▶ **WRITTEN EXERCISE**: Pull out every line below that contains the word "Event".

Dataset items
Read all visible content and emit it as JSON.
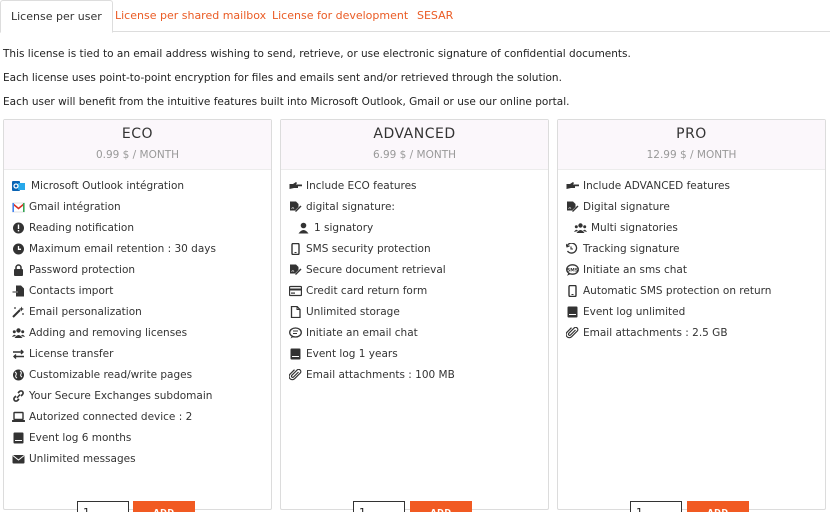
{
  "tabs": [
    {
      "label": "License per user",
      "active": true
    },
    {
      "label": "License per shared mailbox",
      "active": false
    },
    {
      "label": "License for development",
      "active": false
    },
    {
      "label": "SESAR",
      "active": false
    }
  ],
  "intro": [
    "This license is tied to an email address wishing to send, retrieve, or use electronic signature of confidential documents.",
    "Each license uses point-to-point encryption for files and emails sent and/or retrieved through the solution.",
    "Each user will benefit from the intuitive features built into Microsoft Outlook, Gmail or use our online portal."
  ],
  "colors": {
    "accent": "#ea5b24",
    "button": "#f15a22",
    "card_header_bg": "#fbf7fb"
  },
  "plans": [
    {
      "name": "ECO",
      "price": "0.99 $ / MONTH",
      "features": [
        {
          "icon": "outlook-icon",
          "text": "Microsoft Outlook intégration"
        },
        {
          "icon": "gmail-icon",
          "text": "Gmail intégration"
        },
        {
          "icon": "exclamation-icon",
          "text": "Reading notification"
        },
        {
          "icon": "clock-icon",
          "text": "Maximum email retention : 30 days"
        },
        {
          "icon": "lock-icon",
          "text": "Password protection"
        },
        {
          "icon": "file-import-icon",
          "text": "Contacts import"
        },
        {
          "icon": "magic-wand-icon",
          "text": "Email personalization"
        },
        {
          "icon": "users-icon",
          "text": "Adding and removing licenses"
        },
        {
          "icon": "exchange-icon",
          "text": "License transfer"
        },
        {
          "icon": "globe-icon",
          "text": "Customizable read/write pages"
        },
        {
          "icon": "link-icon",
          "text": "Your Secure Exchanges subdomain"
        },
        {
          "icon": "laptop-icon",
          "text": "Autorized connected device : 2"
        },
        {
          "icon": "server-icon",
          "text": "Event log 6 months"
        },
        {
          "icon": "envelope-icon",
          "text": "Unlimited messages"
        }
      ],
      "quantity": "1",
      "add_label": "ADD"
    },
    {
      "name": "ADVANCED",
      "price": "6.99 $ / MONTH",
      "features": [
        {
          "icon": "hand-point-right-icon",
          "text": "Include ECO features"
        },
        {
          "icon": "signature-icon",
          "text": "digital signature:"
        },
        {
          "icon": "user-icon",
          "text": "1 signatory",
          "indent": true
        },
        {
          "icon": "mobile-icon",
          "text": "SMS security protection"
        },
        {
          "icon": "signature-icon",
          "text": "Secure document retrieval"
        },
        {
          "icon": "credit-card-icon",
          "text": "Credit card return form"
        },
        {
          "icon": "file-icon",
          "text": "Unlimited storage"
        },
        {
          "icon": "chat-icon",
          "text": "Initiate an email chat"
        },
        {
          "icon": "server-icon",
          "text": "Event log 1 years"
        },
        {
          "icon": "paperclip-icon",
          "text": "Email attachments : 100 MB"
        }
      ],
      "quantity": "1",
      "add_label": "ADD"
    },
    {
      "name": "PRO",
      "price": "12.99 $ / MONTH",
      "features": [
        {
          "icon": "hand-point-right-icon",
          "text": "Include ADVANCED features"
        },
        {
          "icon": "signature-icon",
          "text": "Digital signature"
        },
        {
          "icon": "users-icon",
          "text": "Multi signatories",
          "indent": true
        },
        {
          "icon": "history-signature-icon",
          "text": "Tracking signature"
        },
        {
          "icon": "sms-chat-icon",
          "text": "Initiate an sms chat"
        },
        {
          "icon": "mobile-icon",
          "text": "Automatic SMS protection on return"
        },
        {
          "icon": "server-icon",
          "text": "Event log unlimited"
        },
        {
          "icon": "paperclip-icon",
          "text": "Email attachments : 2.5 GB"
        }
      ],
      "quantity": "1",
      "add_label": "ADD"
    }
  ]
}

▶ **ANSWER BELOW**:
          "text": "Event log 6 months"
          "text": "Event log 1 years"
          "text": "Event log unlimited"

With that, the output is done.